AIM OF THE TASK:
Repeat the lines of the listing below starting at the line that contains "coord-top-99: 99° E bbox=[2320, 4, 2374, 30]" and ending at the line that contains "legend-item-unutilized-land: Unutilized land", including both of those lines.

Collected data:
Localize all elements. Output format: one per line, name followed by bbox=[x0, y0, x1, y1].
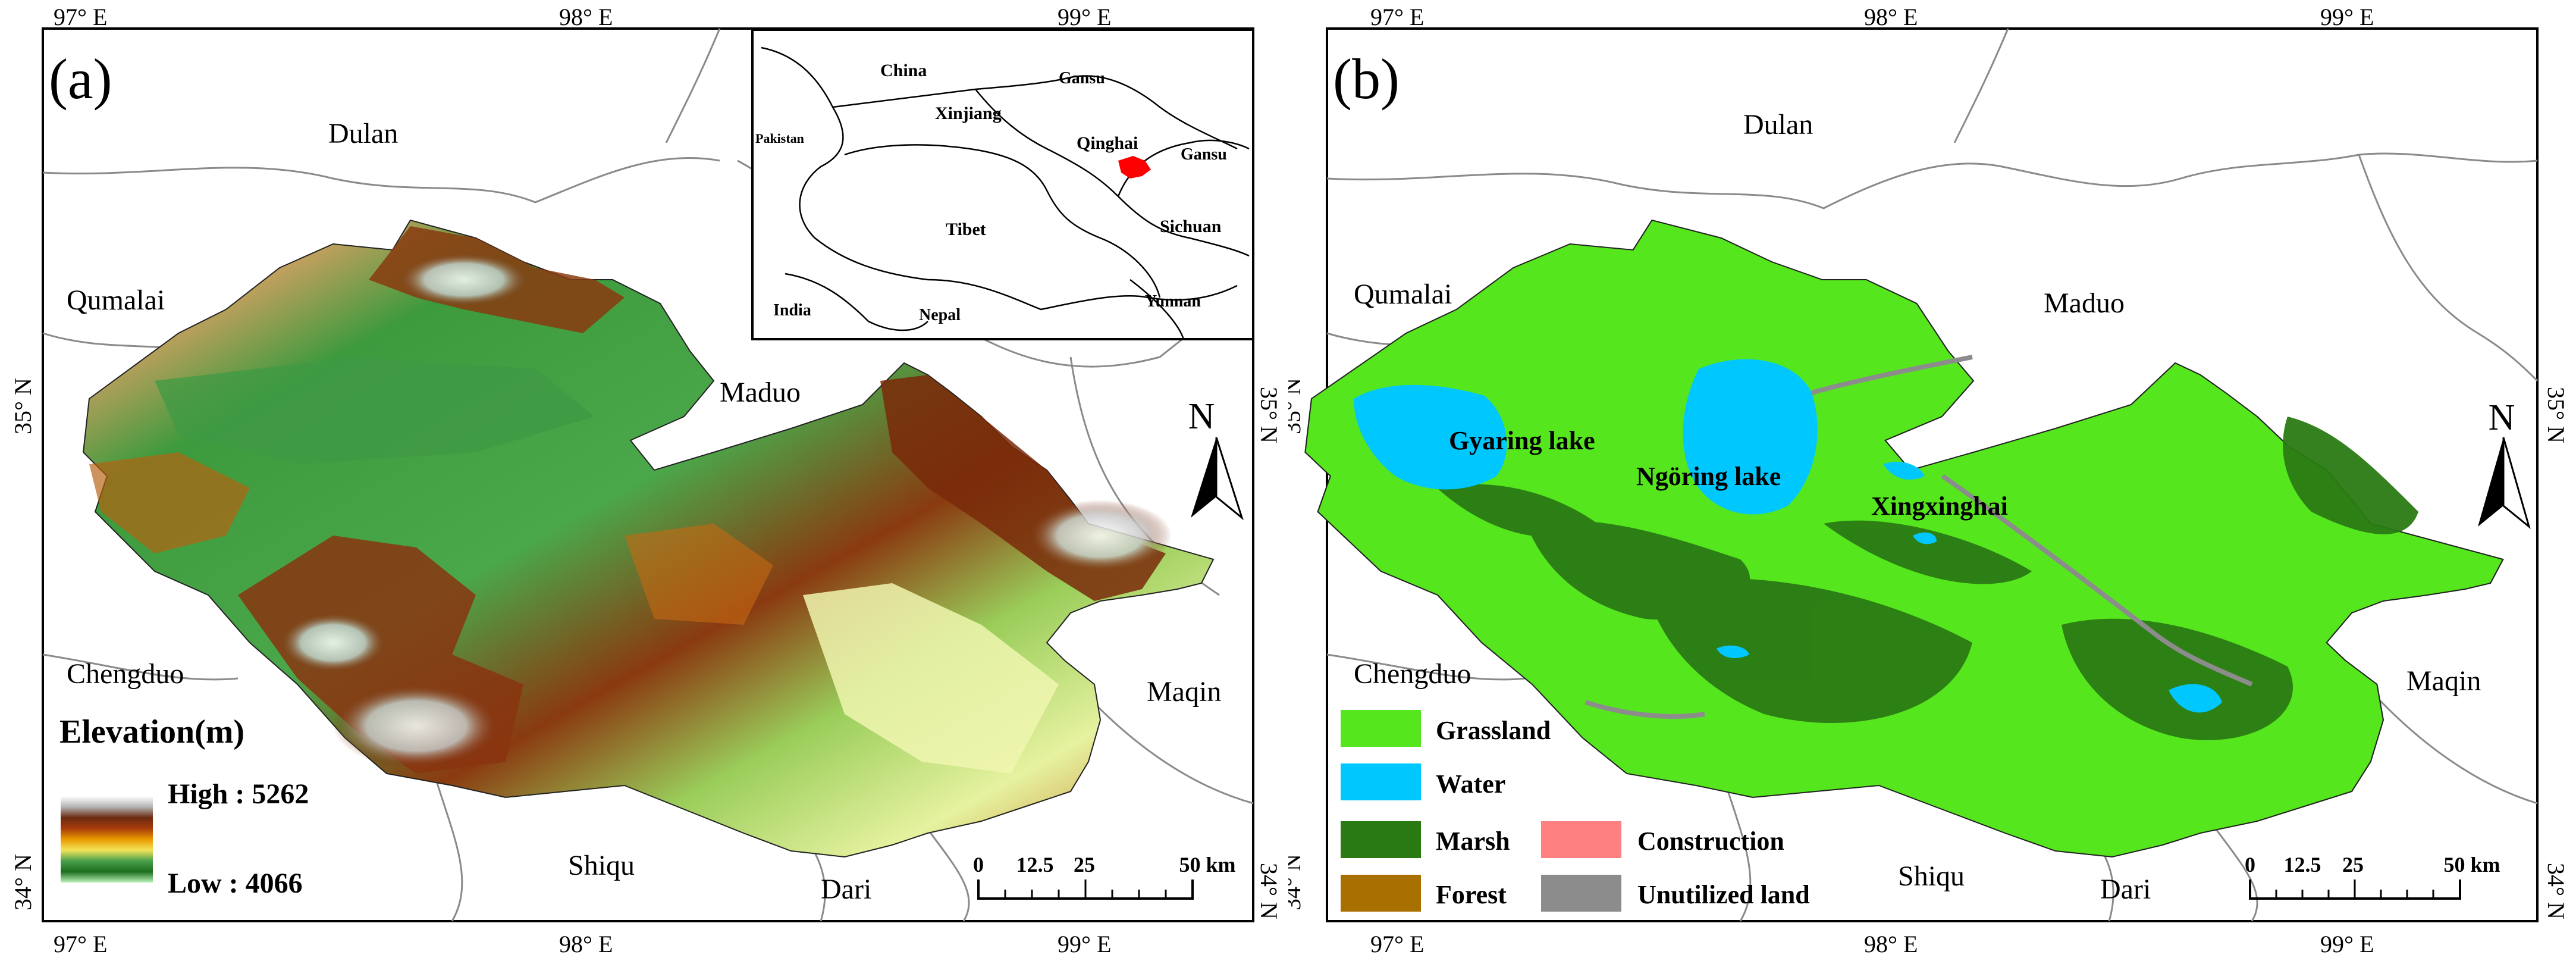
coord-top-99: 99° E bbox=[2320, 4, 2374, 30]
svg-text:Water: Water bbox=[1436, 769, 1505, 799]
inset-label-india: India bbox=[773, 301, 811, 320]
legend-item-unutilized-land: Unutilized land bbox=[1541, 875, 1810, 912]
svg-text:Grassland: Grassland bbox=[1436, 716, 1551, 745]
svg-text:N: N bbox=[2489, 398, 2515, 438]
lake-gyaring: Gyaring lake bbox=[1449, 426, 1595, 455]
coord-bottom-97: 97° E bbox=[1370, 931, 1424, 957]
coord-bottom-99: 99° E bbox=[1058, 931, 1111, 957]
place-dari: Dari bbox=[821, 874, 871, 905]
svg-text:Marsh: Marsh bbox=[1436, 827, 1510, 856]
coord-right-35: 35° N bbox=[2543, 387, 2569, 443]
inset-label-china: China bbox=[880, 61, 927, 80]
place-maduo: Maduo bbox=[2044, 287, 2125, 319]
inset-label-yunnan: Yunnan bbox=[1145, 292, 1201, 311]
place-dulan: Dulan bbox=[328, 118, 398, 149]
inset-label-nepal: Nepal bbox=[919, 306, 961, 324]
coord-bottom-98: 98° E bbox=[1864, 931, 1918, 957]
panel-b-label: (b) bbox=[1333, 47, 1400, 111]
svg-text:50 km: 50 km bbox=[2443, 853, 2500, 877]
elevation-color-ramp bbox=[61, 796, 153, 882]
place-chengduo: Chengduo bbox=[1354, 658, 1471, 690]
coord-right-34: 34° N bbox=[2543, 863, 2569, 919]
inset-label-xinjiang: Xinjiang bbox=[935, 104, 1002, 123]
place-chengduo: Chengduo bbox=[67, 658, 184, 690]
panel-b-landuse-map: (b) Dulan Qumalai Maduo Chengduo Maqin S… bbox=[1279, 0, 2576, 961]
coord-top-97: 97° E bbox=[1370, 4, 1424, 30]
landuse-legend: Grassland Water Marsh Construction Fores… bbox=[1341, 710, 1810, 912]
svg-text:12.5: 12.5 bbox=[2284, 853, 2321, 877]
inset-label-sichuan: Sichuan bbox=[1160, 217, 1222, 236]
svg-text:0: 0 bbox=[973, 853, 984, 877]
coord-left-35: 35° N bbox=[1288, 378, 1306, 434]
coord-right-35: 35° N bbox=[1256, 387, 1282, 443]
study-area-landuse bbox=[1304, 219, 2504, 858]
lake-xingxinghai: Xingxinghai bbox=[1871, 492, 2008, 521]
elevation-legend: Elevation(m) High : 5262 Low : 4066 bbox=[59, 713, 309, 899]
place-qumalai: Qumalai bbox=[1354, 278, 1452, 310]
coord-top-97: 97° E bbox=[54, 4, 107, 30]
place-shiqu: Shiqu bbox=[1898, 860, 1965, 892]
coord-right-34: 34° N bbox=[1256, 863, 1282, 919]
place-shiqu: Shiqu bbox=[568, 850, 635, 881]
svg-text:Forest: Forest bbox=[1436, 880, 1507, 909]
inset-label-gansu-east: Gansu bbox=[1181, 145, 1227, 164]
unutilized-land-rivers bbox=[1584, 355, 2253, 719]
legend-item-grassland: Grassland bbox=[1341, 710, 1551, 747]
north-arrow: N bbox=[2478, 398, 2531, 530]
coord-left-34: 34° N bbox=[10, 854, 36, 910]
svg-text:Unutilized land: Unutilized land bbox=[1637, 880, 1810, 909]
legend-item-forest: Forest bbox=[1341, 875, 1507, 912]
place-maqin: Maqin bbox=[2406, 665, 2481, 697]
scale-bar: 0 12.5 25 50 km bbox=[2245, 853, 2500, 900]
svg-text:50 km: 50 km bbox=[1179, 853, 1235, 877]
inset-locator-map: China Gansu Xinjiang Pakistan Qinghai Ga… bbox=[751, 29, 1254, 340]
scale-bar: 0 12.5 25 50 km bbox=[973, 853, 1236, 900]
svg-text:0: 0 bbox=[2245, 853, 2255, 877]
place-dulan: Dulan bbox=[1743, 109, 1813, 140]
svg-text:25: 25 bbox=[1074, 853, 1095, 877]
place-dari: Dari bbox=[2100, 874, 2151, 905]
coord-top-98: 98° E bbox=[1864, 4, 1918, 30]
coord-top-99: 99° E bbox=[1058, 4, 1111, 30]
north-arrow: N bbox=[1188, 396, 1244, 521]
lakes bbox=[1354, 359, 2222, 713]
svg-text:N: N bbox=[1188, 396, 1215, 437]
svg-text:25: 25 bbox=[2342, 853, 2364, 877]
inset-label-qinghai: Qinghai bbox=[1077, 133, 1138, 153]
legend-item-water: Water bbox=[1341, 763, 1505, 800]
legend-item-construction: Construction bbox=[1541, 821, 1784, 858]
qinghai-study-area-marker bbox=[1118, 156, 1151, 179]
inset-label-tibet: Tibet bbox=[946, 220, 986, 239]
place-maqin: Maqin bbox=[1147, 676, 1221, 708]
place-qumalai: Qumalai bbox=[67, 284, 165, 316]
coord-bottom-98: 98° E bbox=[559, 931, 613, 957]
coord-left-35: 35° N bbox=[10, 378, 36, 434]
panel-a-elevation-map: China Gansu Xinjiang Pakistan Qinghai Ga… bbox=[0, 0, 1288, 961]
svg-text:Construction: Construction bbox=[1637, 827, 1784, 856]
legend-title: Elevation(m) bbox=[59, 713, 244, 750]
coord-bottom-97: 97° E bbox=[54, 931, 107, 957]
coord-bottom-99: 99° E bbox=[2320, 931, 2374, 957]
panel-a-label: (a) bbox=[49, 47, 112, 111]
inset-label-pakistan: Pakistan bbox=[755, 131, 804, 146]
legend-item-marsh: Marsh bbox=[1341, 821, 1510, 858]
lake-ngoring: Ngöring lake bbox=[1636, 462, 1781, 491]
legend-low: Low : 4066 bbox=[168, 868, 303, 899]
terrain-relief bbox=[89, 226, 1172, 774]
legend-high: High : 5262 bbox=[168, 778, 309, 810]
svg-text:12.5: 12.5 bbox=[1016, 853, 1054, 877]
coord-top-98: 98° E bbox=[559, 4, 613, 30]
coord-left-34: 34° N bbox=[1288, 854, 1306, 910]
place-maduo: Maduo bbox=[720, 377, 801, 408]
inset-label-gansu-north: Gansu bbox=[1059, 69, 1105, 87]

WRITTEN SOLUTION:
coord-top-99: 99° E bbox=[2320, 4, 2374, 30]
svg-text:Water: Water bbox=[1436, 769, 1505, 799]
inset-label-india: India bbox=[773, 301, 811, 320]
legend-item-unutilized-land: Unutilized land bbox=[1541, 875, 1810, 912]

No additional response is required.